## GIVEN INFORMATION
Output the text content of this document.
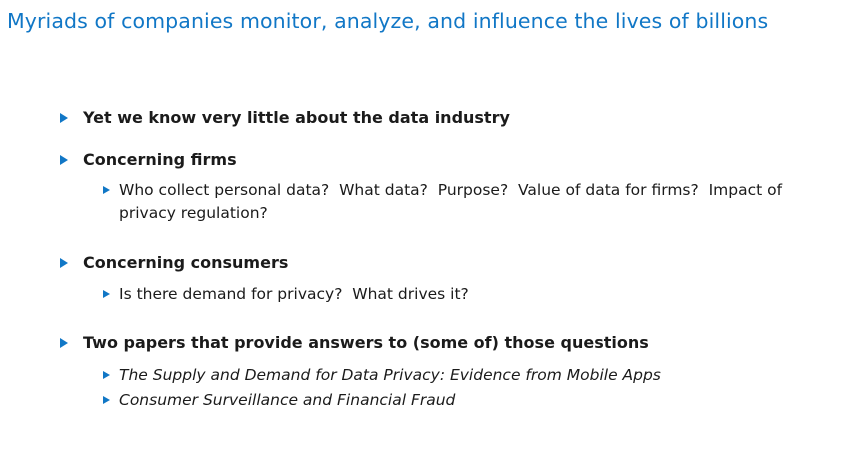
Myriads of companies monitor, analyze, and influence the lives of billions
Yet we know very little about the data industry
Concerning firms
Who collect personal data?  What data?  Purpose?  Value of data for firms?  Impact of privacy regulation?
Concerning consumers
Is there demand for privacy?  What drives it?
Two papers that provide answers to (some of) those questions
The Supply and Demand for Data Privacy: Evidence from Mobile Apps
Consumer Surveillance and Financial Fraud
==
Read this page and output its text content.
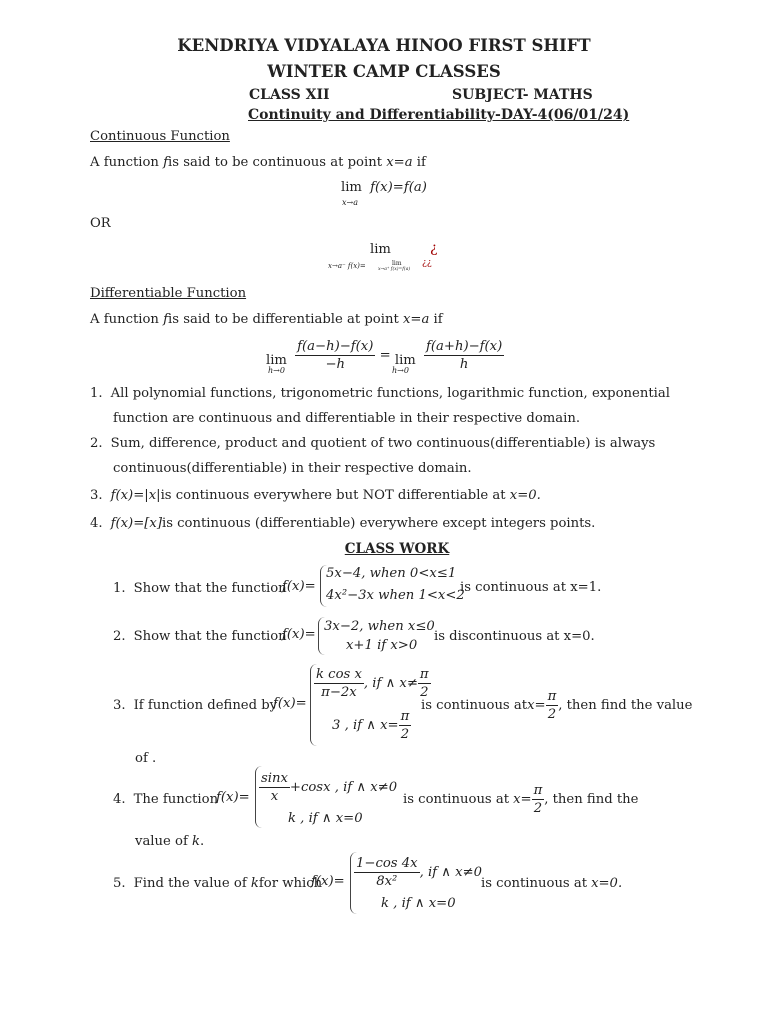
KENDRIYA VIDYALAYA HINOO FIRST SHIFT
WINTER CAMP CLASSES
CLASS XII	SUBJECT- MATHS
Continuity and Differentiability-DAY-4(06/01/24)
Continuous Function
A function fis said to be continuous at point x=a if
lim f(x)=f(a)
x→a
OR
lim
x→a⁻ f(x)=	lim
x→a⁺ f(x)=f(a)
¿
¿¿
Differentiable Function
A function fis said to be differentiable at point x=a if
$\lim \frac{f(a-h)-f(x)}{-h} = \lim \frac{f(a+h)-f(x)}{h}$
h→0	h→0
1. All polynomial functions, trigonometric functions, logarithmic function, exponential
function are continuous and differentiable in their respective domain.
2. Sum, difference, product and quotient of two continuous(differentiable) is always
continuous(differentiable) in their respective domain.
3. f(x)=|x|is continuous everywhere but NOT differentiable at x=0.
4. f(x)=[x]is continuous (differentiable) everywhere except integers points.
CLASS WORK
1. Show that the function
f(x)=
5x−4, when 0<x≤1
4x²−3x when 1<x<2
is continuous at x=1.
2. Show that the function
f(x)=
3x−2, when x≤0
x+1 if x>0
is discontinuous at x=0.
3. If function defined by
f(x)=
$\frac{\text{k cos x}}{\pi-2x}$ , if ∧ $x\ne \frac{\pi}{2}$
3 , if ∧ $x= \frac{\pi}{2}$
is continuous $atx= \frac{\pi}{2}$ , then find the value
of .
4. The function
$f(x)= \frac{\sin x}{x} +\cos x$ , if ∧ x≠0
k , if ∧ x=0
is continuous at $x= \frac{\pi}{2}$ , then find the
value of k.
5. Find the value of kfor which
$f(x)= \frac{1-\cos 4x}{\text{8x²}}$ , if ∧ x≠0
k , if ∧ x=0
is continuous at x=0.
* * *
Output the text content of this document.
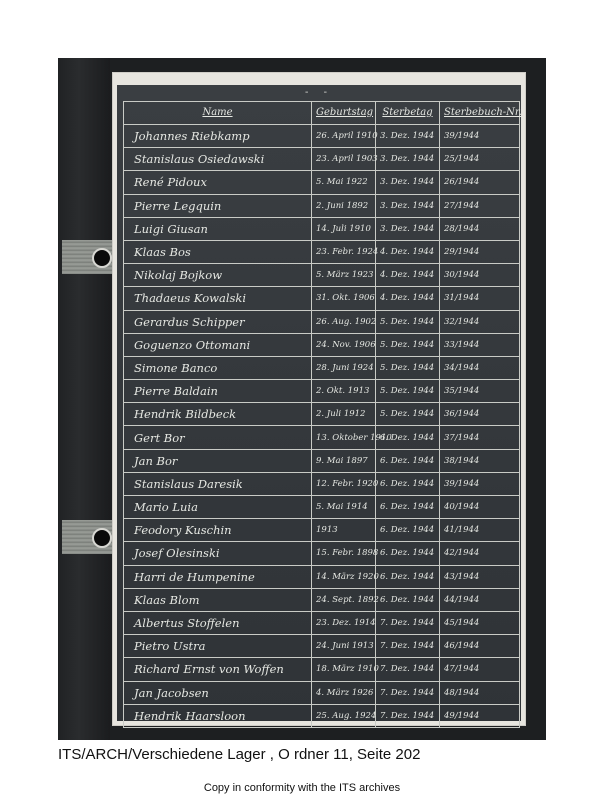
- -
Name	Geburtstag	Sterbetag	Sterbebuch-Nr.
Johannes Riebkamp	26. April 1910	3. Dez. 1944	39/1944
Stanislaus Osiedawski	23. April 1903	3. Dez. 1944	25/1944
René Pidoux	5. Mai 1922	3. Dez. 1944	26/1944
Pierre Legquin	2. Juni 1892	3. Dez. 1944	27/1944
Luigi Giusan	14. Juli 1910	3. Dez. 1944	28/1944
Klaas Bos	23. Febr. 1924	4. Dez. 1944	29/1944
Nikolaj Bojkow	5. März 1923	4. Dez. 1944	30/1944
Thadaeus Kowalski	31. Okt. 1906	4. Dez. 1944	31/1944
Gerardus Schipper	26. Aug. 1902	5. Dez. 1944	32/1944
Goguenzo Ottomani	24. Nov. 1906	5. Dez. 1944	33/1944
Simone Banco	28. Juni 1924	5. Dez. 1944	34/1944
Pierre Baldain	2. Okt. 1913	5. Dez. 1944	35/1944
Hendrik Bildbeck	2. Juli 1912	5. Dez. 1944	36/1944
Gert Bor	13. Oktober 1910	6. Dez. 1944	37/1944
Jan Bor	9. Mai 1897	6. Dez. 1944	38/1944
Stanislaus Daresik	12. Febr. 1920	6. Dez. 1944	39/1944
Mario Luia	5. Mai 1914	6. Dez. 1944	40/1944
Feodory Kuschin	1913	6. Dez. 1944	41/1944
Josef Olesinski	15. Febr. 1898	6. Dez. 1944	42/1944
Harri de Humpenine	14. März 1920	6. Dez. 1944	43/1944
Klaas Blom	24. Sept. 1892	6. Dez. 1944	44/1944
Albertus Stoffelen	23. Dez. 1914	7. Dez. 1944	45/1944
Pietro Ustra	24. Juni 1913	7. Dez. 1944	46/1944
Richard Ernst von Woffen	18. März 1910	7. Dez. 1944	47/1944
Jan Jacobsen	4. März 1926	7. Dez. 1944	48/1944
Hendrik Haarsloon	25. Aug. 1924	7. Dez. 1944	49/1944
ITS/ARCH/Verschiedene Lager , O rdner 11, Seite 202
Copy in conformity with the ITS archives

## GOAL OF THE EXERCISE
In the material above, how many lines hold the word "Concerning"? Say only the number.

## REPLY TO THE TASK
2